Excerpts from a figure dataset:
------------------------------------

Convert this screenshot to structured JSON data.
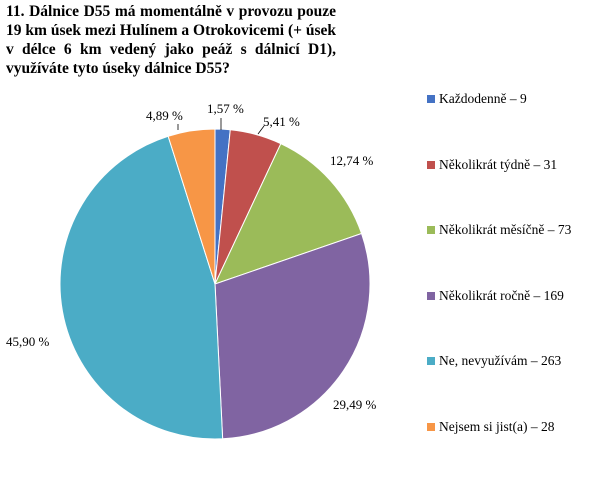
{
  "chart_data": {
    "type": "pie",
    "title": "11. Dálnice D55 má momentálně v provozu pouze 19 km úsek mezi Hulínem a Otrokovicemi (+ úsek v délce 6 km vedený jako peáž s dálnicí D1), využíváte tyto úseky dálnice D55?",
    "slices": [
      {
        "label": "Každodenně – 9",
        "value": 9,
        "percent_label": "1,57 %",
        "color": "#4472C4"
      },
      {
        "label": "Několikrát týdně – 31",
        "value": 31,
        "percent_label": "5,41 %",
        "color": "#C0504D"
      },
      {
        "label": "Několikrát měsíčně – 73",
        "value": 73,
        "percent_label": "12,74 %",
        "color": "#9BBB59"
      },
      {
        "label": "Několikrát ročně – 169",
        "value": 169,
        "percent_label": "29,49 %",
        "color": "#8064A2"
      },
      {
        "label": "Ne, nevyužívám – 263",
        "value": 263,
        "percent_label": "45,90 %",
        "color": "#4BACC6"
      },
      {
        "label": "Nejsem si jist(a) – 28",
        "value": 28,
        "percent_label": "4,89 %",
        "color": "#F79646"
      }
    ],
    "legend_position": "right"
  }
}
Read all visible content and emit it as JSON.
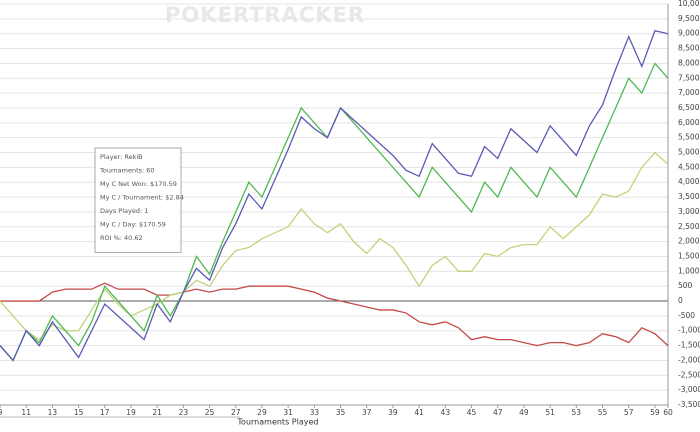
{
  "chart_data": {
    "type": "line",
    "watermark": "POKERTRACKER",
    "x_label": "Tournaments Played",
    "annotations": [
      "Player: RekiB",
      "Tournaments: 60",
      "My C Net Won: $170.59",
      "My C / Tournament: $2.84",
      "Days Played: 1",
      "My C / Day: $170.59",
      "ROI %: 40.62"
    ],
    "x": [
      9,
      10,
      11,
      12,
      13,
      14,
      15,
      16,
      17,
      18,
      19,
      20,
      21,
      22,
      23,
      24,
      25,
      26,
      27,
      28,
      29,
      30,
      31,
      32,
      33,
      34,
      35,
      36,
      37,
      38,
      39,
      40,
      41,
      42,
      43,
      44,
      45,
      46,
      47,
      48,
      49,
      50,
      51,
      52,
      53,
      54,
      55,
      56,
      57,
      58,
      59,
      60
    ],
    "xlim": [
      9,
      60
    ],
    "xticks": [
      9,
      11,
      13,
      15,
      17,
      19,
      21,
      23,
      25,
      27,
      29,
      31,
      33,
      35,
      37,
      39,
      41,
      43,
      45,
      47,
      49,
      51,
      53,
      55,
      57,
      59,
      60
    ],
    "ylim": [
      -3500,
      10000
    ],
    "yticks": [
      {
        "value": -3500,
        "label": "-3,500"
      },
      {
        "value": -3000,
        "label": "-3,000"
      },
      {
        "value": -2500,
        "label": "-2,500"
      },
      {
        "value": -2000,
        "label": "-2,000"
      },
      {
        "value": -1500,
        "label": "-1,500"
      },
      {
        "value": -1000,
        "label": "-1,000"
      },
      -500,
      0,
      500,
      {
        "value": 1000,
        "label": "1,000"
      },
      {
        "value": 1500,
        "label": "1,500"
      },
      {
        "value": 2000,
        "label": "2,000"
      },
      {
        "value": 2500,
        "label": "2,500"
      },
      {
        "value": 3000,
        "label": "3,000"
      },
      {
        "value": 3500,
        "label": "3,500"
      },
      {
        "value": 4000,
        "label": "4,000"
      },
      {
        "value": 4500,
        "label": "4,500"
      },
      {
        "value": 5000,
        "label": "5,000"
      },
      {
        "value": 5500,
        "label": "5,500"
      },
      {
        "value": 6000,
        "label": "6,000"
      },
      {
        "value": 6500,
        "label": "6,500"
      },
      {
        "value": 7000,
        "label": "7,000"
      },
      {
        "value": 7500,
        "label": "7,500"
      },
      {
        "value": 8000,
        "label": "8,000"
      },
      {
        "value": 8500,
        "label": "8,500"
      },
      {
        "value": 9000,
        "label": "9,000"
      },
      {
        "value": 9500,
        "label": "9,500"
      },
      {
        "value": 10000,
        "label": "10,000"
      }
    ],
    "grid": true,
    "series": [
      {
        "color": "#5a5ab4",
        "values": [
          -1500,
          -2000,
          -1000,
          -1500,
          -700,
          -1300,
          -1900,
          -1000,
          -100,
          -500,
          -900,
          -1300,
          -100,
          -700,
          300,
          1100,
          700,
          1800,
          2600,
          3600,
          3100,
          4100,
          5100,
          6200,
          5800,
          5500,
          6500,
          6100,
          5700,
          5300,
          4900,
          4400,
          4200,
          5300,
          4800,
          4300,
          4200,
          5200,
          4800,
          5800,
          5400,
          5000,
          5900,
          5400,
          4900,
          5900,
          6600,
          7800,
          8900,
          7900,
          9100,
          9000
        ]
      },
      {
        "color": "#52b852",
        "values": [
          -1500,
          -2000,
          -1000,
          -1400,
          -500,
          -1000,
          -1500,
          -700,
          500,
          0,
          -500,
          -1000,
          200,
          -500,
          300,
          1500,
          900,
          2000,
          3000,
          4000,
          3500,
          4500,
          5500,
          6500,
          6000,
          5500,
          6500,
          6000,
          5500,
          5000,
          4500,
          4000,
          3500,
          4500,
          4000,
          3500,
          3000,
          4000,
          3500,
          4500,
          4000,
          3500,
          4500,
          4000,
          3500,
          4500,
          5500,
          6500,
          7500,
          7000,
          8000,
          7500
        ]
      },
      {
        "color": "#bfd47a",
        "values": [
          0,
          -500,
          -1000,
          -1300,
          -800,
          -1000,
          -1000,
          -300,
          400,
          -100,
          -500,
          -300,
          -100,
          200,
          300,
          700,
          500,
          1200,
          1700,
          1800,
          2100,
          2300,
          2500,
          3100,
          2600,
          2300,
          2600,
          2000,
          1600,
          2100,
          1800,
          1200,
          500,
          1200,
          1500,
          1000,
          1000,
          1600,
          1500,
          1800,
          1900,
          1900,
          2500,
          2100,
          2500,
          2900,
          3600,
          3500,
          3700,
          4500,
          5000,
          4600
        ]
      },
      {
        "color": "#c44a4a",
        "values": [
          0,
          0,
          0,
          0,
          300,
          400,
          400,
          400,
          600,
          400,
          400,
          400,
          200,
          200,
          300,
          400,
          300,
          400,
          400,
          500,
          500,
          500,
          500,
          400,
          300,
          100,
          0,
          -100,
          -200,
          -300,
          -300,
          -400,
          -700,
          -800,
          -700,
          -900,
          -1300,
          -1200,
          -1300,
          -1300,
          -1400,
          -1500,
          -1400,
          -1400,
          -1500,
          -1400,
          -1100,
          -1200,
          -1400,
          -900,
          -1100,
          -1500
        ]
      }
    ]
  }
}
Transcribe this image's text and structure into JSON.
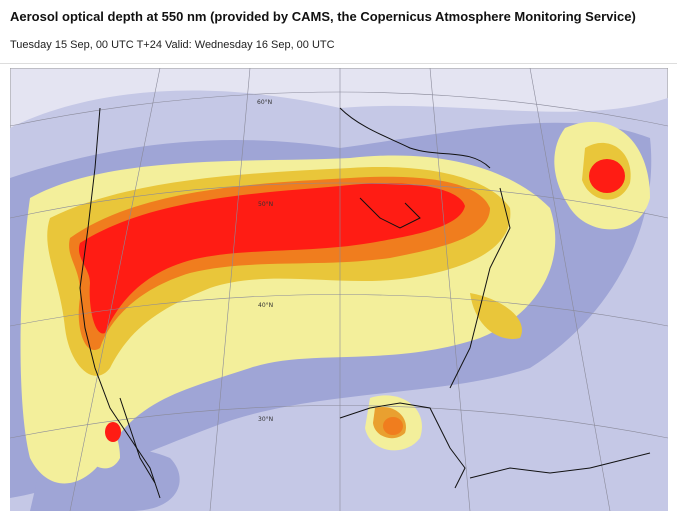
{
  "header": {
    "title": "Aerosol optical depth at 550 nm (provided by CAMS, the Copernicus Atmosphere Monitoring Service)",
    "subtitle": "Tuesday 15 Sep, 00 UTC T+24 Valid: Wednesday 16 Sep, 00 UTC"
  },
  "map": {
    "latitude_labels": [
      "60°N",
      "50°N",
      "40°N",
      "30°N"
    ]
  }
}
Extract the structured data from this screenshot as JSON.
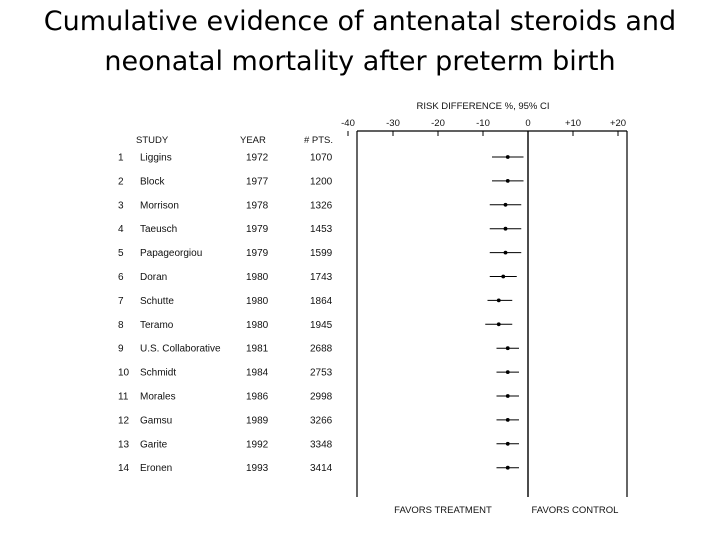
{
  "slide": {
    "title_line1": "Cumulative evidence of antenatal steroids and",
    "title_line2": "neonatal mortality after preterm birth"
  },
  "chart_data": {
    "type": "forest",
    "axis_title": "RISK DIFFERENCE %, 95% CI",
    "x_ticks": [
      -40,
      -30,
      -20,
      -10,
      0,
      10,
      20
    ],
    "x_tick_labels": [
      "-40",
      "-30",
      "-20",
      "-10",
      "0",
      "+10",
      "+20"
    ],
    "xlim": [
      -40,
      20
    ],
    "reference_line": 0,
    "columns": {
      "num": "",
      "study": "STUDY",
      "year": "YEAR",
      "pts": "# PTS."
    },
    "rows": [
      {
        "num": "1",
        "study": "Liggins",
        "year": "1972",
        "pts": "1070",
        "estimate": -4.5,
        "ci": [
          -8,
          -1
        ]
      },
      {
        "num": "2",
        "study": "Block",
        "year": "1977",
        "pts": "1200",
        "estimate": -4.5,
        "ci": [
          -8,
          -1
        ]
      },
      {
        "num": "3",
        "study": "Morrison",
        "year": "1978",
        "pts": "1326",
        "estimate": -5.0,
        "ci": [
          -8.5,
          -1.5
        ]
      },
      {
        "num": "4",
        "study": "Taeusch",
        "year": "1979",
        "pts": "1453",
        "estimate": -5.0,
        "ci": [
          -8.5,
          -1.5
        ]
      },
      {
        "num": "5",
        "study": "Papageorgiou",
        "year": "1979",
        "pts": "1599",
        "estimate": -5.0,
        "ci": [
          -8.5,
          -1.5
        ]
      },
      {
        "num": "6",
        "study": "Doran",
        "year": "1980",
        "pts": "1743",
        "estimate": -5.5,
        "ci": [
          -8.5,
          -2.5
        ]
      },
      {
        "num": "7",
        "study": "Schutte",
        "year": "1980",
        "pts": "1864",
        "estimate": -6.5,
        "ci": [
          -9,
          -3.5
        ]
      },
      {
        "num": "8",
        "study": "Teramo",
        "year": "1980",
        "pts": "1945",
        "estimate": -6.5,
        "ci": [
          -9.5,
          -3.5
        ]
      },
      {
        "num": "9",
        "study": "U.S. Collaborative",
        "year": "1981",
        "pts": "2688",
        "estimate": -4.5,
        "ci": [
          -7,
          -2
        ]
      },
      {
        "num": "10",
        "study": "Schmidt",
        "year": "1984",
        "pts": "2753",
        "estimate": -4.5,
        "ci": [
          -7,
          -2
        ]
      },
      {
        "num": "11",
        "study": "Morales",
        "year": "1986",
        "pts": "2998",
        "estimate": -4.5,
        "ci": [
          -7,
          -2
        ]
      },
      {
        "num": "12",
        "study": "Gamsu",
        "year": "1989",
        "pts": "3266",
        "estimate": -4.5,
        "ci": [
          -7,
          -2
        ]
      },
      {
        "num": "13",
        "study": "Garite",
        "year": "1992",
        "pts": "3348",
        "estimate": -4.5,
        "ci": [
          -7,
          -2
        ]
      },
      {
        "num": "14",
        "study": "Eronen",
        "year": "1993",
        "pts": "3414",
        "estimate": -4.5,
        "ci": [
          -7,
          -2
        ]
      }
    ],
    "favors_left": "FAVORS TREATMENT",
    "favors_right": "FAVORS CONTROL"
  }
}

------------------------------------

Instructions for the task → Identify and extract each line of the listing that contains "color".

Worked answer →
        "color": "#4472C4"
        "color": "#C0504D"
        "color": "#9BBB59"
        "color": "#8064A2"
        "color": "#4BACC6"
        "color": "#F79646"
        "color": "#5a5ab4",
        "color": "#52b852",
        "color": "#bfd47a",
        "color": "#c44a4a",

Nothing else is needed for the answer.